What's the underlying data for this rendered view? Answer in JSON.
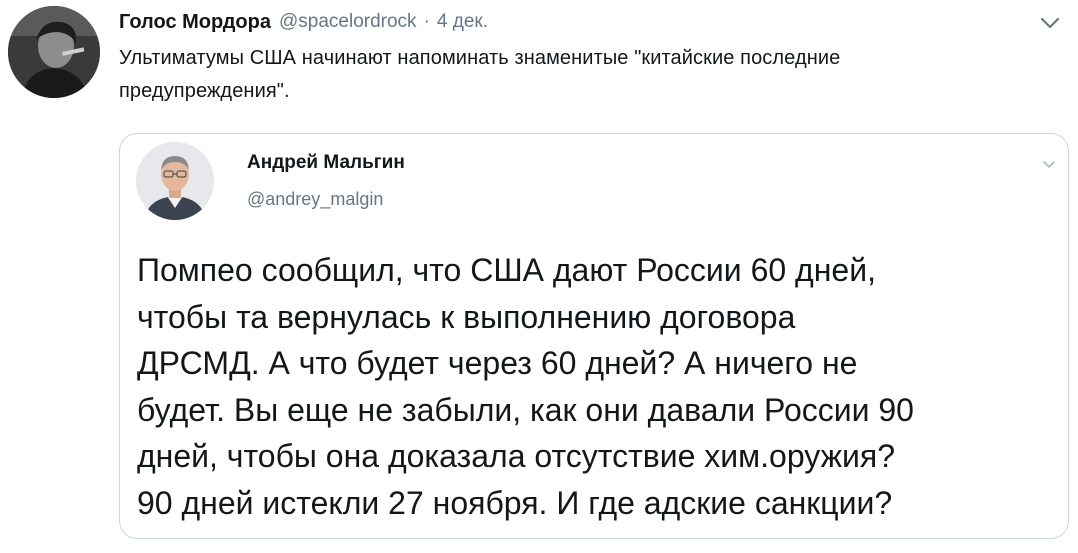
{
  "tweet": {
    "display_name": "Голос Мордора",
    "handle": "@spacelordrock",
    "separator": "·",
    "timestamp": "4 дек.",
    "text_lines": [
      "Ультиматумы США начинают напоминать знаменитые \"китайские последние",
      "предупреждения\"."
    ],
    "avatar_icon": "user-avatar-photo",
    "menu_icon": "chevron-down-icon"
  },
  "quote": {
    "display_name": "Андрей Мальгин",
    "handle": "@andrey_malgin",
    "avatar_icon": "user-avatar-photo",
    "menu_icon": "chevron-down-icon",
    "text_lines": [
      "Помпео сообщил, что США дают России 60 дней,",
      "чтобы та вернулась к выполнению договора",
      "ДРСМД. А что будет через 60 дней? А ничего не",
      "будет. Вы еще не забыли, как они давали России 90",
      "дней, чтобы она доказала отсутствие хим.оружия?",
      "90 дней истекли 27 ноября. И где адские санкции?"
    ]
  },
  "colors": {
    "primary_text": "#14171a",
    "secondary_text": "#657786",
    "border": "#ccd6dd"
  }
}
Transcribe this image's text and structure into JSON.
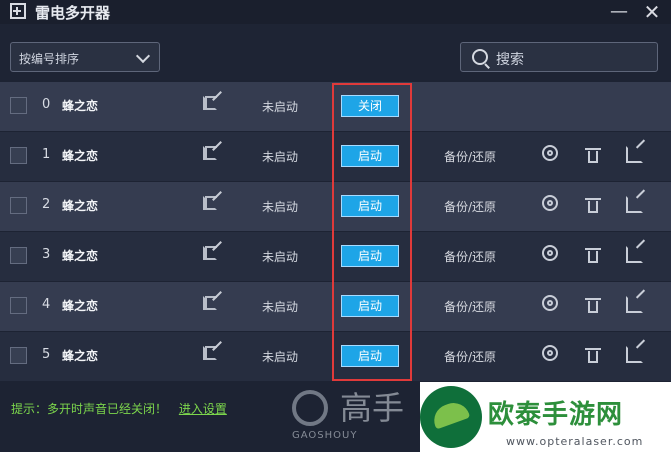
{
  "window": {
    "title": "雷电多开器",
    "minimize": "—",
    "close": "✕"
  },
  "toolbar": {
    "sort_label": "按编号排序",
    "search_placeholder": "搜索"
  },
  "rows": [
    {
      "index": "0",
      "name": "蜂之恋",
      "status": "未启动",
      "action": "关闭",
      "backup": ""
    },
    {
      "index": "1",
      "name": "蜂之恋",
      "status": "未启动",
      "action": "启动",
      "backup": "备份/还原"
    },
    {
      "index": "2",
      "name": "蜂之恋",
      "status": "未启动",
      "action": "启动",
      "backup": "备份/还原"
    },
    {
      "index": "3",
      "name": "蜂之恋",
      "status": "未启动",
      "action": "启动",
      "backup": "备份/还原"
    },
    {
      "index": "4",
      "name": "蜂之恋",
      "status": "未启动",
      "action": "启动",
      "backup": "备份/还原"
    },
    {
      "index": "5",
      "name": "蜂之恋",
      "status": "未启动",
      "action": "启动",
      "backup": "备份/还原"
    }
  ],
  "footer": {
    "tip": "提示：多开时声音已经关闭！",
    "link": "进入设置"
  },
  "watermark": {
    "text": "高手",
    "sub": "GAOSHOUY"
  },
  "brand": {
    "name": "欧泰手游网",
    "url": "www.opteralaser.com"
  },
  "colors": {
    "accent": "#1ea5e7",
    "highlight": "#e03a3a",
    "tip": "#7cd64c"
  }
}
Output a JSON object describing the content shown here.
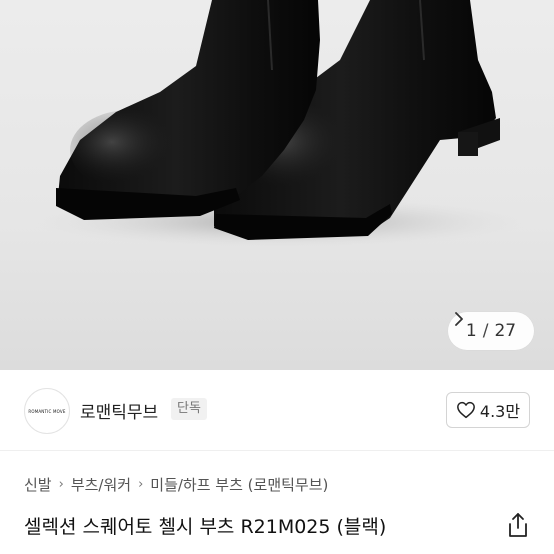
{
  "gallery": {
    "current": "1",
    "separator": "/",
    "total": "27",
    "next_icon": "chevron-right-icon"
  },
  "brand": {
    "logo_text": "ROMANTIC MOVE",
    "name": "로맨틱무브",
    "badge": "단독",
    "like_count": "4.3만",
    "like_icon": "heart-outline-icon"
  },
  "breadcrumb": {
    "items": [
      "신발",
      "부츠/워커",
      "미들/하프 부츠 (로맨틱무브)"
    ]
  },
  "product": {
    "title": "셀렉션 스퀘어토 첼시 부츠 R21M025 (블랙)",
    "share_icon": "share-icon"
  }
}
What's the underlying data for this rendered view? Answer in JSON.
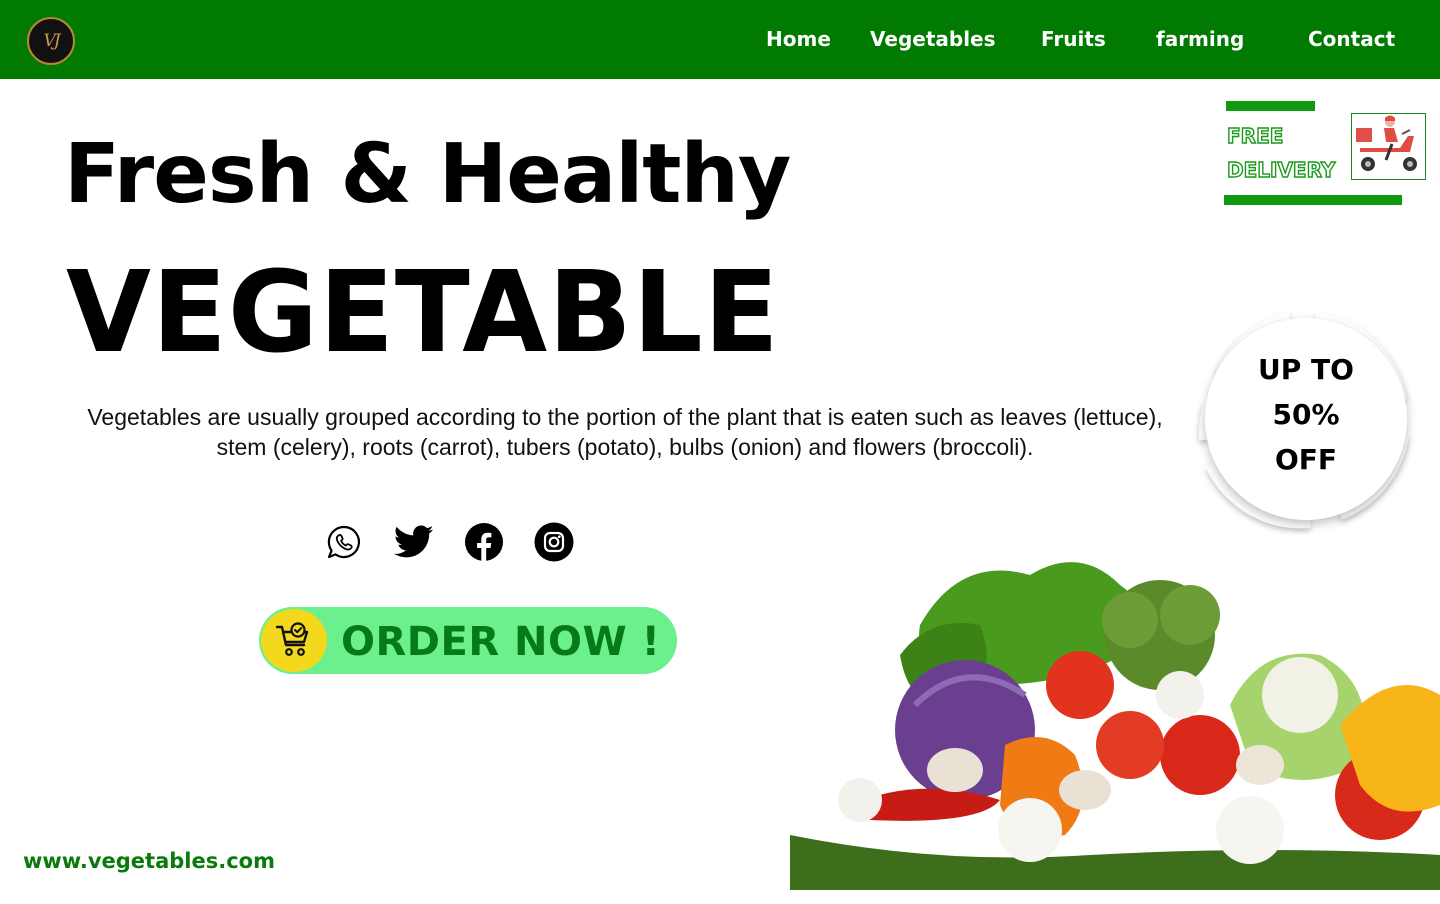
{
  "nav": {
    "logo_text": "VJ",
    "links": [
      "Home",
      "Vegetables",
      "Fruits",
      "farming",
      "Contact"
    ]
  },
  "hero": {
    "headline": "Fresh & Healthy",
    "headline_big": "VEGETABLE",
    "description": "Vegetables are usually grouped according to the portion of the plant that is eaten such as leaves (lettuce), stem (celery), roots (carrot), tubers (potato), bulbs (onion) and flowers (broccoli)."
  },
  "social": [
    "whatsapp-icon",
    "twitter-icon",
    "facebook-icon",
    "instagram-icon"
  ],
  "order": {
    "label": "ORDER NOW !",
    "icon": "shopping-cart-icon"
  },
  "delivery": {
    "line1": "FREE",
    "line2": "DELIVERY",
    "icon": "delivery-scooter-icon"
  },
  "badge": {
    "line1": "UP TO",
    "line2": "50%",
    "line3": "OFF"
  },
  "footer": {
    "url": "www.vegetables.com"
  },
  "colors": {
    "nav_green": "#017a01",
    "button_green": "#6cf08e",
    "button_text": "#067a16",
    "cart_yellow": "#f4d81c",
    "accent_green": "#0f9a0f"
  }
}
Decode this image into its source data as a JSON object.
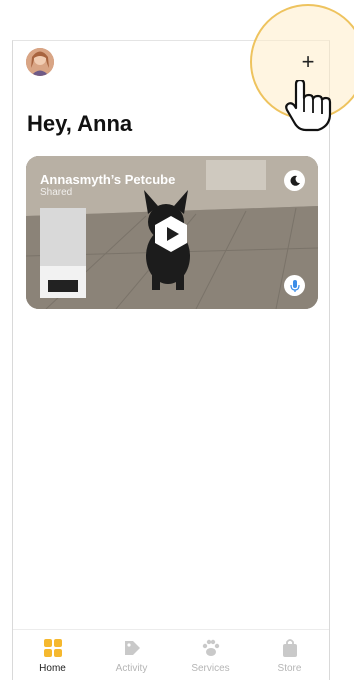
{
  "header": {
    "add_label": "+",
    "avatar_icon": "user-avatar"
  },
  "greeting": "Hey, Anna",
  "camera": {
    "name": "Annasmyth’s Petcube",
    "status": "Shared",
    "night_icon": "moon-icon",
    "mic_icon": "microphone-icon",
    "play_icon": "play-icon"
  },
  "tabs": [
    {
      "label": "Home",
      "icon": "home-grid-icon",
      "active": true
    },
    {
      "label": "Activity",
      "icon": "activity-tag-icon",
      "active": false
    },
    {
      "label": "Services",
      "icon": "paw-icon",
      "active": false
    },
    {
      "label": "Store",
      "icon": "shopping-bag-icon",
      "active": false
    }
  ],
  "colors": {
    "accent": "#f5b82e",
    "highlight_ring": "#eec35e",
    "mic_blue": "#3b8de8",
    "inactive_tab": "#b5b5b5"
  }
}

☆ ☆ ☆ ☆ ☆ ☆ ☆

▶ [EXERCISE DIRECTIONS]: Omit the pictures and give the material again, exactly and in full.

▶ [ANSWER FOR THE TASK]:
What's the underlying data for this rendered view? Answer in JSON.
{
  "tweet": {
    "display_name": "Голос Мордора",
    "handle": "@spacelordrock",
    "separator": "·",
    "timestamp": "4 дек.",
    "text_lines": [
      "Ультиматумы США начинают напоминать знаменитые \"китайские последние",
      "предупреждения\"."
    ],
    "avatar_icon": "user-avatar-photo",
    "menu_icon": "chevron-down-icon"
  },
  "quote": {
    "display_name": "Андрей Мальгин",
    "handle": "@andrey_malgin",
    "avatar_icon": "user-avatar-photo",
    "menu_icon": "chevron-down-icon",
    "text_lines": [
      "Помпео сообщил, что США дают России 60 дней,",
      "чтобы та вернулась к выполнению договора",
      "ДРСМД. А что будет через 60 дней? А ничего не",
      "будет. Вы еще не забыли, как они давали России 90",
      "дней, чтобы она доказала отсутствие хим.оружия?",
      "90 дней истекли 27 ноября. И где адские санкции?"
    ]
  },
  "colors": {
    "primary_text": "#14171a",
    "secondary_text": "#657786",
    "border": "#ccd6dd"
  }
}
Transcribe this image's text and structure into JSON.
{
  "window": {
    "title": "雷电多开器",
    "minimize": "—",
    "close": "✕"
  },
  "toolbar": {
    "sort_label": "按编号排序",
    "search_placeholder": "搜索"
  },
  "rows": [
    {
      "index": "0",
      "name": "蜂之恋",
      "status": "未启动",
      "action": "关闭",
      "backup": ""
    },
    {
      "index": "1",
      "name": "蜂之恋",
      "status": "未启动",
      "action": "启动",
      "backup": "备份/还原"
    },
    {
      "index": "2",
      "name": "蜂之恋",
      "status": "未启动",
      "action": "启动",
      "backup": "备份/还原"
    },
    {
      "index": "3",
      "name": "蜂之恋",
      "status": "未启动",
      "action": "启动",
      "backup": "备份/还原"
    },
    {
      "index": "4",
      "name": "蜂之恋",
      "status": "未启动",
      "action": "启动",
      "backup": "备份/还原"
    },
    {
      "index": "5",
      "name": "蜂之恋",
      "status": "未启动",
      "action": "启动",
      "backup": "备份/还原"
    }
  ],
  "footer": {
    "tip": "提示：多开时声音已经关闭！",
    "link": "进入设置"
  },
  "watermark": {
    "text": "高手",
    "sub": "GAOSHOUY"
  },
  "brand": {
    "name": "欧泰手游网",
    "url": "www.opteralaser.com"
  },
  "colors": {
    "accent": "#1ea5e7",
    "highlight": "#e03a3a",
    "tip": "#7cd64c"
  }
}
Output a JSON object describing the content shown here.
{
  "gallery": {
    "current": "1",
    "separator": "/",
    "total": "27",
    "next_icon": "chevron-right-icon"
  },
  "brand": {
    "logo_text": "ROMANTIC MOVE",
    "name": "로맨틱무브",
    "badge": "단독",
    "like_count": "4.3만",
    "like_icon": "heart-outline-icon"
  },
  "breadcrumb": {
    "items": [
      "신발",
      "부츠/워커",
      "미들/하프 부츠 (로맨틱무브)"
    ]
  },
  "product": {
    "title": "셀렉션 스퀘어토 첼시 부츠 R21M025 (블랙)",
    "share_icon": "share-icon"
  }
}
What's the underlying data for this rendered view? Answer in JSON.
{
  "nav": {
    "logo_text": "VJ",
    "links": [
      "Home",
      "Vegetables",
      "Fruits",
      "farming",
      "Contact"
    ]
  },
  "hero": {
    "headline": "Fresh & Healthy",
    "headline_big": "VEGETABLE",
    "description": "Vegetables are usually grouped according to the portion of the plant that is eaten such as leaves (lettuce), stem (celery), roots (carrot), tubers (potato), bulbs (onion) and flowers (broccoli)."
  },
  "social": [
    "whatsapp-icon",
    "twitter-icon",
    "facebook-icon",
    "instagram-icon"
  ],
  "order": {
    "label": "ORDER NOW !",
    "icon": "shopping-cart-icon"
  },
  "delivery": {
    "line1": "FREE",
    "line2": "DELIVERY",
    "icon": "delivery-scooter-icon"
  },
  "badge": {
    "line1": "UP TO",
    "line2": "50%",
    "line3": "OFF"
  },
  "footer": {
    "url": "www.vegetables.com"
  },
  "colors": {
    "nav_green": "#017a01",
    "button_green": "#6cf08e",
    "button_text": "#067a16",
    "cart_yellow": "#f4d81c",
    "accent_green": "#0f9a0f"
  }
}
Decode this image into its source data as a JSON object.
{
  "header": {
    "add_label": "+",
    "avatar_icon": "user-avatar"
  },
  "greeting": "Hey, Anna",
  "camera": {
    "name": "Annasmyth’s Petcube",
    "status": "Shared",
    "night_icon": "moon-icon",
    "mic_icon": "microphone-icon",
    "play_icon": "play-icon"
  },
  "tabs": [
    {
      "label": "Home",
      "icon": "home-grid-icon",
      "active": true
    },
    {
      "label": "Activity",
      "icon": "activity-tag-icon",
      "active": false
    },
    {
      "label": "Services",
      "icon": "paw-icon",
      "active": false
    },
    {
      "label": "Store",
      "icon": "shopping-bag-icon",
      "active": false
    }
  ],
  "colors": {
    "accent": "#f5b82e",
    "highlight_ring": "#eec35e",
    "mic_blue": "#3b8de8",
    "inactive_tab": "#b5b5b5"
  }
}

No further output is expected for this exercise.